BRIEF:
Your task is to print all of the material verbatim.

PROVIDED DATA:
━━━
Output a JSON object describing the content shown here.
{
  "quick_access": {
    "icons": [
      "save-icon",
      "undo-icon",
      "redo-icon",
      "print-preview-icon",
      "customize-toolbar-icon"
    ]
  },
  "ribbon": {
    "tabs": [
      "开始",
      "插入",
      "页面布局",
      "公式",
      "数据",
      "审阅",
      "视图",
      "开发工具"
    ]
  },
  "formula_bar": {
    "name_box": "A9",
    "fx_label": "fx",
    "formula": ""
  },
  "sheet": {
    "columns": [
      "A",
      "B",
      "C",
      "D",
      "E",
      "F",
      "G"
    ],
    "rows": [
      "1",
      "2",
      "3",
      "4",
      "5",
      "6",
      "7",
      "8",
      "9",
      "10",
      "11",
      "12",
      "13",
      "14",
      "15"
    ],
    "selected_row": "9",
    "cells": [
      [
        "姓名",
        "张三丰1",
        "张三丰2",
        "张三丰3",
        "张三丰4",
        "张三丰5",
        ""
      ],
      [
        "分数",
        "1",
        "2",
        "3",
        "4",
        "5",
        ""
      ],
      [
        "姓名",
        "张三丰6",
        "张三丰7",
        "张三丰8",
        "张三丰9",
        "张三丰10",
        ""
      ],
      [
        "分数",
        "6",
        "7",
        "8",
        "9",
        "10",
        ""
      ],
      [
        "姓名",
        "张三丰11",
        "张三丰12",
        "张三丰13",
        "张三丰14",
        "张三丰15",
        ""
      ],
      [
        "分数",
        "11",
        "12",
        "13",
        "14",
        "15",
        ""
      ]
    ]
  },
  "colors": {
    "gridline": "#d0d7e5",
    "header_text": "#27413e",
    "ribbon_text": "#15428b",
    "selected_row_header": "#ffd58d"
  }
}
━━━
ANSWER BELOW:
Output a JSON object describing the content shown here.
{
  "quick_access": {
    "icons": [
      "save-icon",
      "undo-icon",
      "redo-icon",
      "print-preview-icon",
      "customize-toolbar-icon"
    ]
  },
  "ribbon": {
    "tabs": [
      "开始",
      "插入",
      "页面布局",
      "公式",
      "数据",
      "审阅",
      "视图",
      "开发工具"
    ]
  },
  "formula_bar": {
    "name_box": "A9",
    "fx_label": "fx",
    "formula": ""
  },
  "sheet": {
    "columns": [
      "A",
      "B",
      "C",
      "D",
      "E",
      "F",
      "G"
    ],
    "rows": [
      "1",
      "2",
      "3",
      "4",
      "5",
      "6",
      "7",
      "8",
      "9",
      "10",
      "11",
      "12",
      "13",
      "14",
      "15"
    ],
    "selected_row": "9",
    "cells": [
      [
        "姓名",
        "张三丰1",
        "张三丰2",
        "张三丰3",
        "张三丰4",
        "张三丰5",
        ""
      ],
      [
        "分数",
        "1",
        "2",
        "3",
        "4",
        "5",
        ""
      ],
      [
        "姓名",
        "张三丰6",
        "张三丰7",
        "张三丰8",
        "张三丰9",
        "张三丰10",
        ""
      ],
      [
        "分数",
        "6",
        "7",
        "8",
        "9",
        "10",
        ""
      ],
      [
        "姓名",
        "张三丰11",
        "张三丰12",
        "张三丰13",
        "张三丰14",
        "张三丰15",
        ""
      ],
      [
        "分数",
        "11",
        "12",
        "13",
        "14",
        "15",
        ""
      ]
    ]
  },
  "colors": {
    "gridline": "#d0d7e5",
    "header_text": "#27413e",
    "ribbon_text": "#15428b",
    "selected_row_header": "#ffd58d"
  }
}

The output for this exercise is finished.